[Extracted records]
= = = =
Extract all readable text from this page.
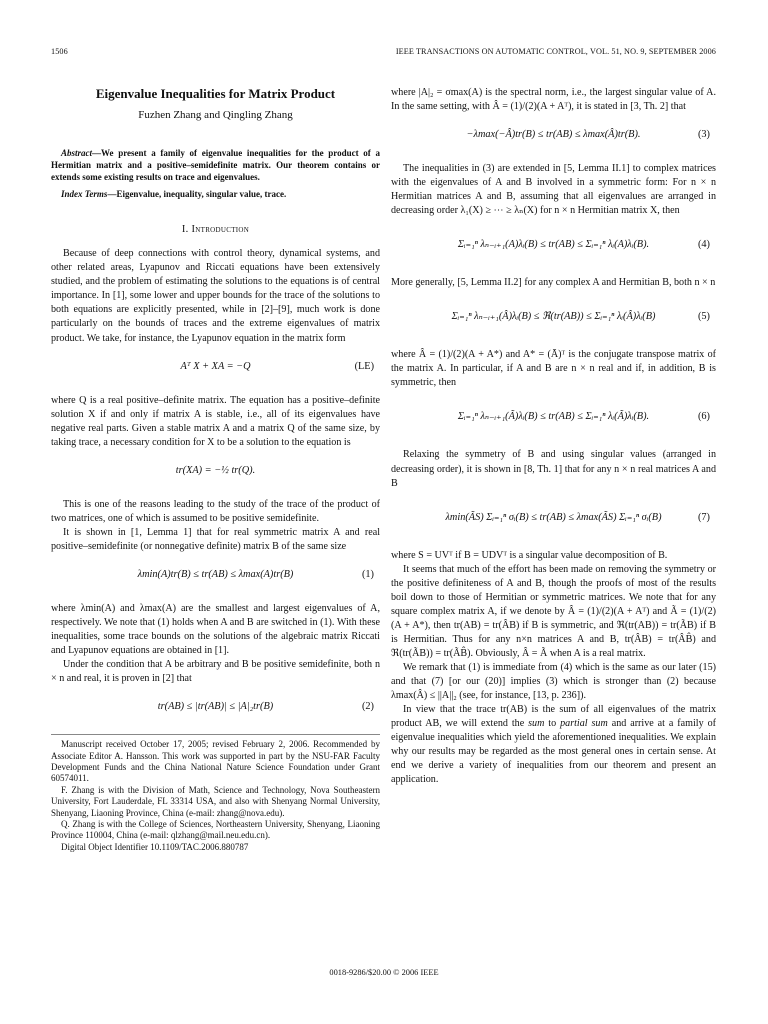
1506	IEEE TRANSACTIONS ON AUTOMATIC CONTROL, VOL. 51, NO. 9, SEPTEMBER 2006

Eigenvalue Inequalities for Matrix Product

Fuzhen Zhang and Qingling Zhang

Abstract—We present a family of eigenvalue inequalities for the product of a Hermitian matrix and a positive–semidefinite matrix. Our theorem contains or extends some existing results on trace and eigenvalues.

Index Terms—Eigenvalue, inequality, singular value, trace.

I. Introduction

Because of deep connections with control theory, dynamical systems, and other related areas, Lyapunov and Riccati equations have been extensively studied, and the problem of estimating the solutions to the equations is of central importance. In [1], some lower and upper bounds for the trace of the solutions to both equations are explicitly presented, while in [2]–[9], much work is done particularly on the bounds of traces and the extreme eigenvalues of matrix product. We take, for instance, the Lyapunov equation in the matrix form

Aᵀ X + XA = −Q	(LE)

where Q is a real positive–definite matrix. The equation has a positive–definite solution X if and only if matrix A is stable, i.e., all of its eigenvalues have negative real parts. Given a stable matrix A and a matrix Q of the same size, by taking trace, a necessary condition for X to be a solution to the equation is

tr(XA) = −½ tr(Q).

This is one of the reasons leading to the study of the trace of the product of two matrices, one of which is assumed to be positive semidefinite.

It is shown in [1, Lemma 1] that for real symmetric matrix A and real positive–semidefinite (or nonnegative definite) matrix B of the same size

λmin(A)tr(B) ≤ tr(AB) ≤ λmax(A)tr(B)	(1)

where λmin(A) and λmax(A) are the smallest and largest eigenvalues of A, respectively. We note that (1) holds when A and B are switched in (1). With these inequalities, some trace bounds on the solutions of the algebraic matrix Riccati and Lyapunov equations are obtained in [1].

Under the condition that A be arbitrary and B be positive semidefinite, both n × n and real, it is proven in [2] that

tr(AB) ≤ |tr(AB)| ≤ |A|₂tr(B)	(2)

Manuscript received October 17, 2005; revised February 2, 2006. Recommended by Associate Editor A. Hansson. This work was supported in part by the NSU-FAR Faculty Development Funds and the China National Nature Science Foundation under Grant 60574011.

F. Zhang is with the Division of Math, Science and Technology, Nova Southeastern University, Fort Lauderdale, FL 33314 USA, and also with Shenyang Normal University, Shenyang, Liaoning Province, China (e-mail: zhang@nova.edu).

Q. Zhang is with the College of Sciences, Northeastern University, Shenyang, Liaoning Province 110004, China (e-mail: qlzhang@mail.neu.edu.cn).

Digital Object Identifier 10.1109/TAC.2006.880787

where |A|₂ = σmax(A) is the spectral norm, i.e., the largest singular value of A. In the same setting, with Â = (1)/(2)(A + Aᵀ), it is stated in [3, Th. 2] that

−λmax(−Â)tr(B) ≤ tr(AB) ≤ λmax(Â)tr(B).	(3)

The inequalities in (3) are extended in [5, Lemma II.1] to complex matrices with the eigenvalues of A and B involved in a symmetric form: For n × n Hermitian matrices A and B, assuming that all eigenvalues are arranged in decreasing order λ₁(X) ≥ ⋯ ≥ λₙ(X) for n × n Hermitian matrix X, then

Σᵢ₌₁ⁿ λₙ₋ᵢ₊₁(A)λᵢ(B) ≤ tr(AB) ≤ Σᵢ₌₁ⁿ λᵢ(A)λᵢ(B).	(4)

More generally, [5, Lemma II.2] for any complex A and Hermitian B, both n × n

Σᵢ₌₁ⁿ λₙ₋ᵢ₊₁(Â)λᵢ(B) ≤ ℜ(tr(AB)) ≤ Σᵢ₌₁ⁿ λᵢ(Â)λᵢ(B)	(5)

where Â = (1)/(2)(A + A*) and A* = (Ā)ᵀ is the conjugate transpose matrix of the matrix A. In particular, if A and B are n × n real and if, in addition, B is symmetric, then

Σᵢ₌₁ⁿ λₙ₋ᵢ₊₁(Ã)λᵢ(B) ≤ tr(AB) ≤ Σᵢ₌₁ⁿ λᵢ(Ã)λᵢ(B).	(6)

Relaxing the symmetry of B and using singular values (arranged in decreasing order), it is shown in [8, Th. 1] that for any n × n real matrices A and B

λmin(ÃS) Σᵢ₌₁ⁿ σᵢ(B) ≤ tr(AB) ≤ λmax(ÃS) Σᵢ₌₁ⁿ σᵢ(B)	(7)

where S = UVᵀ if B = UDVᵀ is a singular value decomposition of B.

It seems that much of the effort has been made on removing the symmetry or the positive definiteness of A and B, though the proofs of most of the results boil down to those of Hermitian or symmetric matrices. We note that for any square complex matrix A, if we denote by Â = (1)/(2)(A + Aᵀ) and Ã = (1)/(2)(A + A*), then tr(AB) = tr(ÂB) if B is symmetric, and ℜ(tr(AB)) = tr(ÃB) if B is Hermitian. Thus for any n×n matrices A and B, tr(ÂB) = tr(ÂB̂) and ℜ(tr(ÃB)) = tr(ÃB̂). Obviously, Â = Ã when A is a real matrix.

We remark that (1) is immediate from (4) which is the same as our later (15) and that (7) [or our (20)] implies (3) which is stronger than (2) because λmax(Â) ≤ ||A||₂ (see, for instance, [13, p. 236]).

In view that the trace tr(AB) is the sum of all eigenvalues of the matrix product AB, we will extend the sum to partial sum and arrive at a family of eigenvalue inequalities which yield the aforementioned inequalities. We explain why our results may be regarded as the most general ones in certain sense. At end we derive a variety of inequalities from our theorem and present an application.

0018-9286/$20.00 © 2006 IEEE
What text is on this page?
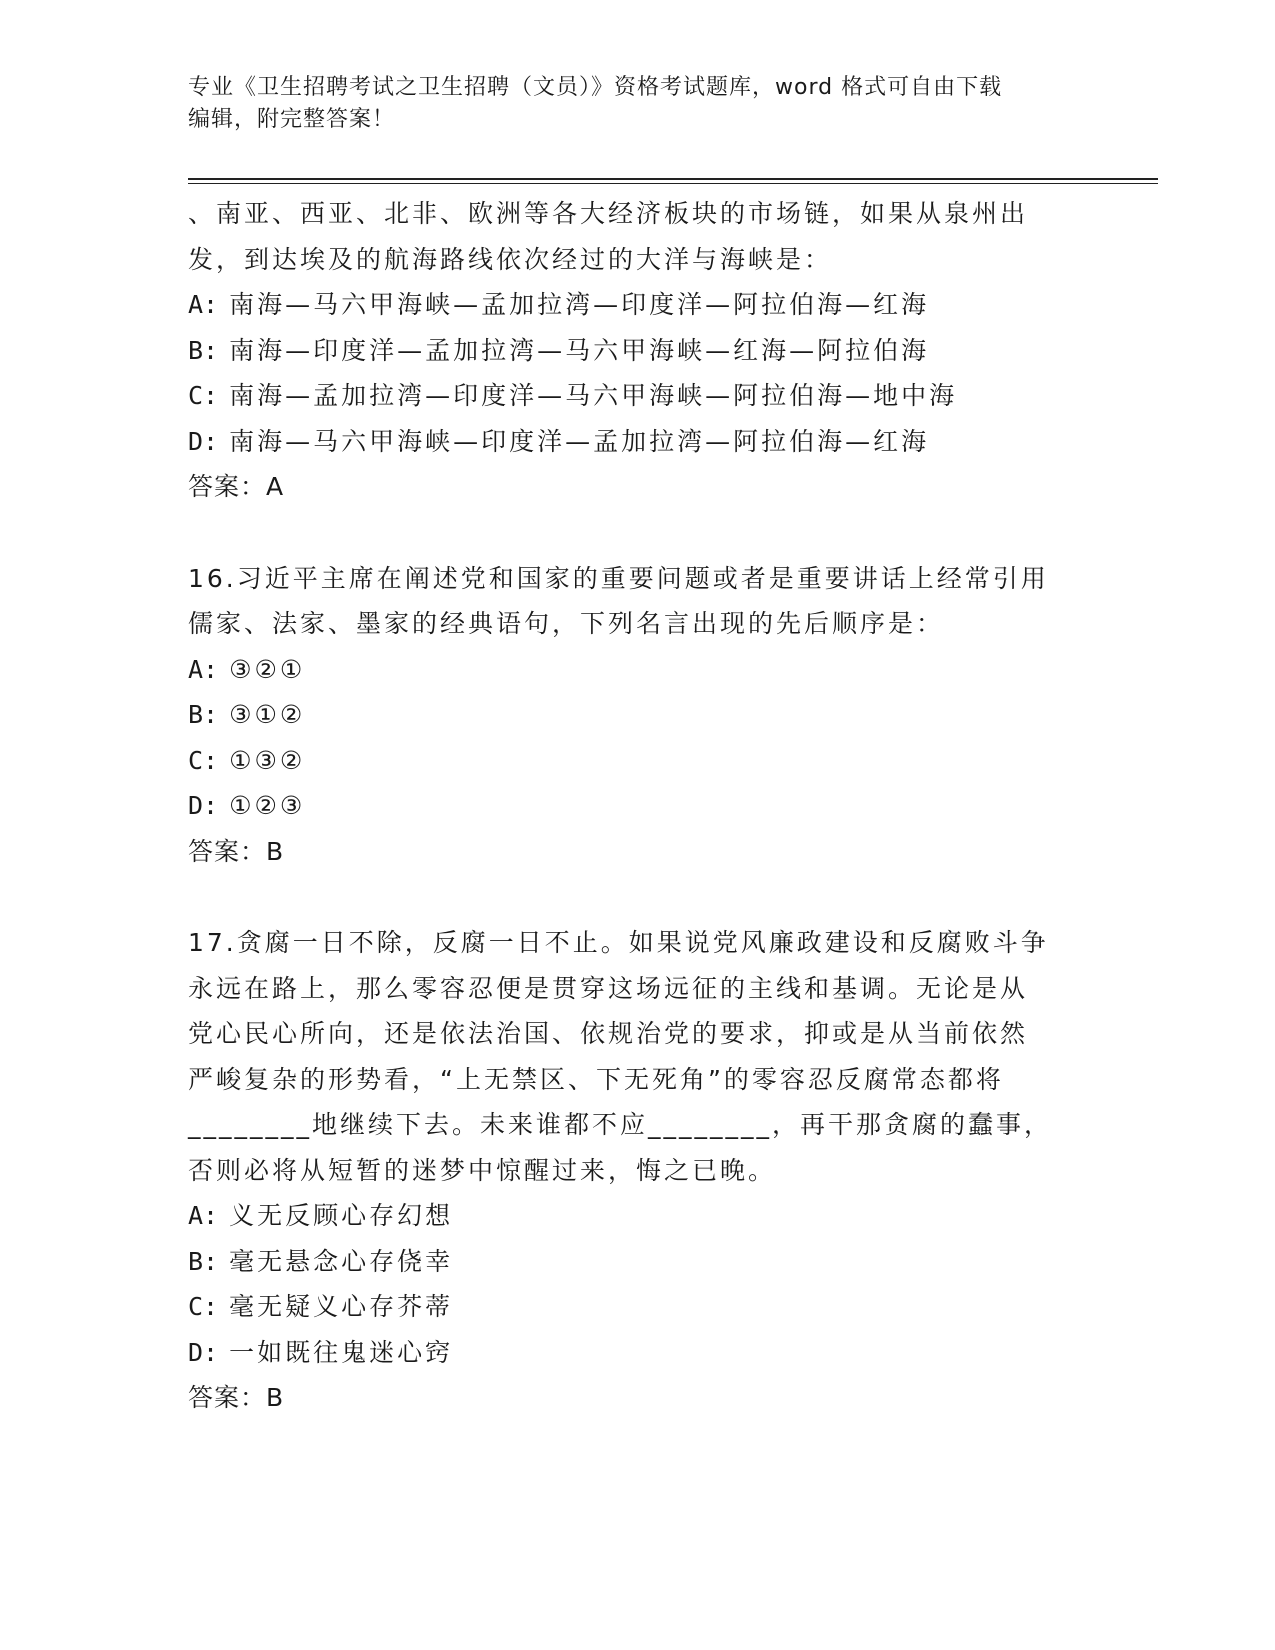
专业《卫生招聘考试之卫生招聘（文员）》资格考试题库，word 格式可自由下载
编辑，附完整答案！
、南亚、西亚、北非、欧洲等各大经济板块的市场链，如果从泉州出
发，到达埃及的航海路线依次经过的大洋与海峡是：
A: 南海—马六甲海峡—孟加拉湾—印度洋—阿拉伯海—红海
B: 南海—印度洋—孟加拉湾—马六甲海峡—红海—阿拉伯海
C: 南海—孟加拉湾—印度洋—马六甲海峡—阿拉伯海—地中海
D: 南海—马六甲海峡—印度洋—孟加拉湾—阿拉伯海—红海
答案：A
16.习近平主席在阐述党和国家的重要问题或者是重要讲话上经常引用
儒家、法家、墨家的经典语句，下列名言出现的先后顺序是：
A: ③②①
B: ③①②
C: ①③②
D: ①②③
答案：B
17.贪腐一日不除，反腐一日不止。如果说党风廉政建设和反腐败斗争
永远在路上，那么零容忍便是贯穿这场远征的主线和基调。无论是从
党心民心所向，还是依法治国、依规治党的要求，抑或是从当前依然
严峻复杂的形势看，“上无禁区、下无死角”的零容忍反腐常态都将
________地继续下去。未来谁都不应________，再干那贪腐的蠢事，
否则必将从短暂的迷梦中惊醒过来，悔之已晚。
A: 义无反顾心存幻想
B: 毫无悬念心存侥幸
C: 毫无疑义心存芥蒂
D: 一如既往鬼迷心窍
答案：B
= = = =
WHAT TO WORK ON: Copy every record above exactly, leaving out the pictures.

TASK ANSWER:
Extract all readable text from this page.
1506	IEEE TRANSACTIONS ON AUTOMATIC CONTROL, VOL. 51, NO. 9, SEPTEMBER 2006

Eigenvalue Inequalities for Matrix Product

Fuzhen Zhang and Qingling Zhang

Abstract—We present a family of eigenvalue inequalities for the product of a Hermitian matrix and a positive–semidefinite matrix. Our theorem contains or extends some existing results on trace and eigenvalues.

Index Terms—Eigenvalue, inequality, singular value, trace.

I. Introduction

Because of deep connections with control theory, dynamical systems, and other related areas, Lyapunov and Riccati equations have been extensively studied, and the problem of estimating the solutions to the equations is of central importance. In [1], some lower and upper bounds for the trace of the solutions to both equations are explicitly presented, while in [2]–[9], much work is done particularly on the bounds of traces and the extreme eigenvalues of matrix product. We take, for instance, the Lyapunov equation in the matrix form

Aᵀ X + XA = −Q	(LE)

where Q is a real positive–definite matrix. The equation has a positive–definite solution X if and only if matrix A is stable, i.e., all of its eigenvalues have negative real parts. Given a stable matrix A and a matrix Q of the same size, by taking trace, a necessary condition for X to be a solution to the equation is

tr(XA) = −½ tr(Q).

This is one of the reasons leading to the study of the trace of the product of two matrices, one of which is assumed to be positive semidefinite.

It is shown in [1, Lemma 1] that for real symmetric matrix A and real positive–semidefinite (or nonnegative definite) matrix B of the same size

λmin(A)tr(B) ≤ tr(AB) ≤ λmax(A)tr(B)	(1)

where λmin(A) and λmax(A) are the smallest and largest eigenvalues of A, respectively. We note that (1) holds when A and B are switched in (1). With these inequalities, some trace bounds on the solutions of the algebraic matrix Riccati and Lyapunov equations are obtained in [1].

Under the condition that A be arbitrary and B be positive semidefinite, both n × n and real, it is proven in [2] that

tr(AB) ≤ |tr(AB)| ≤ |A|₂tr(B)	(2)

Manuscript received October 17, 2005; revised February 2, 2006. Recommended by Associate Editor A. Hansson. This work was supported in part by the NSU-FAR Faculty Development Funds and the China National Nature Science Foundation under Grant 60574011.

F. Zhang is with the Division of Math, Science and Technology, Nova Southeastern University, Fort Lauderdale, FL 33314 USA, and also with Shenyang Normal University, Shenyang, Liaoning Province, China (e-mail: zhang@nova.edu).

Q. Zhang is with the College of Sciences, Northeastern University, Shenyang, Liaoning Province 110004, China (e-mail: qlzhang@mail.neu.edu.cn).

Digital Object Identifier 10.1109/TAC.2006.880787

where |A|₂ = σmax(A) is the spectral norm, i.e., the largest singular value of A. In the same setting, with Â = (1)/(2)(A + Aᵀ), it is stated in [3, Th. 2] that

−λmax(−Â)tr(B) ≤ tr(AB) ≤ λmax(Â)tr(B).	(3)

The inequalities in (3) are extended in [5, Lemma II.1] to complex matrices with the eigenvalues of A and B involved in a symmetric form: For n × n Hermitian matrices A and B, assuming that all eigenvalues are arranged in decreasing order λ₁(X) ≥ ⋯ ≥ λₙ(X) for n × n Hermitian matrix X, then

Σᵢ₌₁ⁿ λₙ₋ᵢ₊₁(A)λᵢ(B) ≤ tr(AB) ≤ Σᵢ₌₁ⁿ λᵢ(A)λᵢ(B).	(4)

More generally, [5, Lemma II.2] for any complex A and Hermitian B, both n × n

Σᵢ₌₁ⁿ λₙ₋ᵢ₊₁(Â)λᵢ(B) ≤ ℜ(tr(AB)) ≤ Σᵢ₌₁ⁿ λᵢ(Â)λᵢ(B)	(5)

where Â = (1)/(2)(A + A*) and A* = (Ā)ᵀ is the conjugate transpose matrix of the matrix A. In particular, if A and B are n × n real and if, in addition, B is symmetric, then

Σᵢ₌₁ⁿ λₙ₋ᵢ₊₁(Ã)λᵢ(B) ≤ tr(AB) ≤ Σᵢ₌₁ⁿ λᵢ(Ã)λᵢ(B).	(6)

Relaxing the symmetry of B and using singular values (arranged in decreasing order), it is shown in [8, Th. 1] that for any n × n real matrices A and B

λmin(ÃS) Σᵢ₌₁ⁿ σᵢ(B) ≤ tr(AB) ≤ λmax(ÃS) Σᵢ₌₁ⁿ σᵢ(B)	(7)

where S = UVᵀ if B = UDVᵀ is a singular value decomposition of B.

It seems that much of the effort has been made on removing the symmetry or the positive definiteness of A and B, though the proofs of most of the results boil down to those of Hermitian or symmetric matrices. We note that for any square complex matrix A, if we denote by Â = (1)/(2)(A + Aᵀ) and Ã = (1)/(2)(A + A*), then tr(AB) = tr(ÂB) if B is symmetric, and ℜ(tr(AB)) = tr(ÃB) if B is Hermitian. Thus for any n×n matrices A and B, tr(ÂB) = tr(ÂB̂) and ℜ(tr(ÃB)) = tr(ÃB̂). Obviously, Â = Ã when A is a real matrix.

We remark that (1) is immediate from (4) which is the same as our later (15) and that (7) [or our (20)] implies (3) which is stronger than (2) because λmax(Â) ≤ ||A||₂ (see, for instance, [13, p. 236]).

In view that the trace tr(AB) is the sum of all eigenvalues of the matrix product AB, we will extend the sum to partial sum and arrive at a family of eigenvalue inequalities which yield the aforementioned inequalities. We explain why our results may be regarded as the most general ones in certain sense. At end we derive a variety of inequalities from our theorem and present an application.

0018-9286/$20.00 © 2006 IEEE
What text is on this page?
专业《卫生招聘考试之卫生招聘（文员）》资格考试题库，word 格式可自由下载
编辑，附完整答案！
、南亚、西亚、北非、欧洲等各大经济板块的市场链，如果从泉州出
发，到达埃及的航海路线依次经过的大洋与海峡是：
A: 南海—马六甲海峡—孟加拉湾—印度洋—阿拉伯海—红海
B: 南海—印度洋—孟加拉湾—马六甲海峡—红海—阿拉伯海
C: 南海—孟加拉湾—印度洋—马六甲海峡—阿拉伯海—地中海
D: 南海—马六甲海峡—印度洋—孟加拉湾—阿拉伯海—红海
答案：A
16.习近平主席在阐述党和国家的重要问题或者是重要讲话上经常引用
儒家、法家、墨家的经典语句，下列名言出现的先后顺序是：
A: ③②①
B: ③①②
C: ①③②
D: ①②③
答案：B
17.贪腐一日不除，反腐一日不止。如果说党风廉政建设和反腐败斗争
永远在路上，那么零容忍便是贯穿这场远征的主线和基调。无论是从
党心民心所向，还是依法治国、依规治党的要求，抑或是从当前依然
严峻复杂的形势看，“上无禁区、下无死角”的零容忍反腐常态都将
________地继续下去。未来谁都不应________，再干那贪腐的蠢事，
否则必将从短暂的迷梦中惊醒过来，悔之已晚。
A: 义无反顾心存幻想
B: 毫无悬念心存侥幸
C: 毫无疑义心存芥蒂
D: 一如既往鬼迷心窍
答案：B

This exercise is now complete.